## START

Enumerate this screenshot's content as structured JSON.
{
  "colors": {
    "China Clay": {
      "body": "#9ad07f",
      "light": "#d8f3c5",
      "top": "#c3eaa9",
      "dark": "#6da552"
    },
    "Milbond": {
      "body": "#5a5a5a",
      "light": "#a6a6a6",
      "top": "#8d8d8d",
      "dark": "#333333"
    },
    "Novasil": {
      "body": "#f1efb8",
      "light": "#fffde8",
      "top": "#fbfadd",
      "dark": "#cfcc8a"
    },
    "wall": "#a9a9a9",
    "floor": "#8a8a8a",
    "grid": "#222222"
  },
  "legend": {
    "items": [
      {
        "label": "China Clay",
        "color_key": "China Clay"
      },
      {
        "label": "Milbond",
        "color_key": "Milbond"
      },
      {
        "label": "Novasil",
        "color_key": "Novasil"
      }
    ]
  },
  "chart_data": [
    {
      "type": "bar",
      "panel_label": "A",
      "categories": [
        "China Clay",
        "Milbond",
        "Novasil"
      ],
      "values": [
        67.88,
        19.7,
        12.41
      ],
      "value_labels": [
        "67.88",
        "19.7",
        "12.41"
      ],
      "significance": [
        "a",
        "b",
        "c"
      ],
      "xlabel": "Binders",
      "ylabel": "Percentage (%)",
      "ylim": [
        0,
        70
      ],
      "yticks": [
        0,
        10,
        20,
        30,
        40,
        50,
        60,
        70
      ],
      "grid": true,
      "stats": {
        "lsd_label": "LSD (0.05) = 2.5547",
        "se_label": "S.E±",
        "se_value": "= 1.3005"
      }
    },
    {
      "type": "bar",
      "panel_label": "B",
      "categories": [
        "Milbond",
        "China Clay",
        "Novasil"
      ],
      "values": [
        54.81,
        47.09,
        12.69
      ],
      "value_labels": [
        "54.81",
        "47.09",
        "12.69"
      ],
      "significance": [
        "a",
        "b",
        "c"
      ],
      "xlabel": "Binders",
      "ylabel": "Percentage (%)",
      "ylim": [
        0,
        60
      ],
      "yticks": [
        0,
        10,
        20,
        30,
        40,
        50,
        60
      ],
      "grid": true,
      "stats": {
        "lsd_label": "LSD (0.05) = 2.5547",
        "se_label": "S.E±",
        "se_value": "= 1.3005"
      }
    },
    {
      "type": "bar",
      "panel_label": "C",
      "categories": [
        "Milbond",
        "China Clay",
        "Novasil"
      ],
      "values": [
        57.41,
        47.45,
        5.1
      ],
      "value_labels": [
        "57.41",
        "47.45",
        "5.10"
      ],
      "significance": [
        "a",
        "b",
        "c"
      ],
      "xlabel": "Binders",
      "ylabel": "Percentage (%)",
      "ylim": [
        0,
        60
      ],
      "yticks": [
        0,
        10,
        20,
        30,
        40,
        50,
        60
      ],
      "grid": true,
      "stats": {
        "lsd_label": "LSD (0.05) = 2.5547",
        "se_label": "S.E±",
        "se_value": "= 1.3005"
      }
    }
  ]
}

## END

▶ _Stated exercise_
Restate all of the entries exactly, please.

▶ _Result below_
Enumerate this screenshot's content as structured JSON.
{
  "colors": {
    "China Clay": {
      "body": "#9ad07f",
      "light": "#d8f3c5",
      "top": "#c3eaa9",
      "dark": "#6da552"
    },
    "Milbond": {
      "body": "#5a5a5a",
      "light": "#a6a6a6",
      "top": "#8d8d8d",
      "dark": "#333333"
    },
    "Novasil": {
      "body": "#f1efb8",
      "light": "#fffde8",
      "top": "#fbfadd",
      "dark": "#cfcc8a"
    },
    "wall": "#a9a9a9",
    "floor": "#8a8a8a",
    "grid": "#222222"
  },
  "legend": {
    "items": [
      {
        "label": "China Clay",
        "color_key": "China Clay"
      },
      {
        "label": "Milbond",
        "color_key": "Milbond"
      },
      {
        "label": "Novasil",
        "color_key": "Novasil"
      }
    ]
  },
  "chart_data": [
    {
      "type": "bar",
      "panel_label": "A",
      "categories": [
        "China Clay",
        "Milbond",
        "Novasil"
      ],
      "values": [
        67.88,
        19.7,
        12.41
      ],
      "value_labels": [
        "67.88",
        "19.7",
        "12.41"
      ],
      "significance": [
        "a",
        "b",
        "c"
      ],
      "xlabel": "Binders",
      "ylabel": "Percentage (%)",
      "ylim": [
        0,
        70
      ],
      "yticks": [
        0,
        10,
        20,
        30,
        40,
        50,
        60,
        70
      ],
      "grid": true,
      "stats": {
        "lsd_label": "LSD (0.05) = 2.5547",
        "se_label": "S.E±",
        "se_value": "= 1.3005"
      }
    },
    {
      "type": "bar",
      "panel_label": "B",
      "categories": [
        "Milbond",
        "China Clay",
        "Novasil"
      ],
      "values": [
        54.81,
        47.09,
        12.69
      ],
      "value_labels": [
        "54.81",
        "47.09",
        "12.69"
      ],
      "significance": [
        "a",
        "b",
        "c"
      ],
      "xlabel": "Binders",
      "ylabel": "Percentage (%)",
      "ylim": [
        0,
        60
      ],
      "yticks": [
        0,
        10,
        20,
        30,
        40,
        50,
        60
      ],
      "grid": true,
      "stats": {
        "lsd_label": "LSD (0.05) = 2.5547",
        "se_label": "S.E±",
        "se_value": "= 1.3005"
      }
    },
    {
      "type": "bar",
      "panel_label": "C",
      "categories": [
        "Milbond",
        "China Clay",
        "Novasil"
      ],
      "values": [
        57.41,
        47.45,
        5.1
      ],
      "value_labels": [
        "57.41",
        "47.45",
        "5.10"
      ],
      "significance": [
        "a",
        "b",
        "c"
      ],
      "xlabel": "Binders",
      "ylabel": "Percentage (%)",
      "ylim": [
        0,
        60
      ],
      "yticks": [
        0,
        10,
        20,
        30,
        40,
        50,
        60
      ],
      "grid": true,
      "stats": {
        "lsd_label": "LSD (0.05) = 2.5547",
        "se_label": "S.E±",
        "se_value": "= 1.3005"
      }
    }
  ]
}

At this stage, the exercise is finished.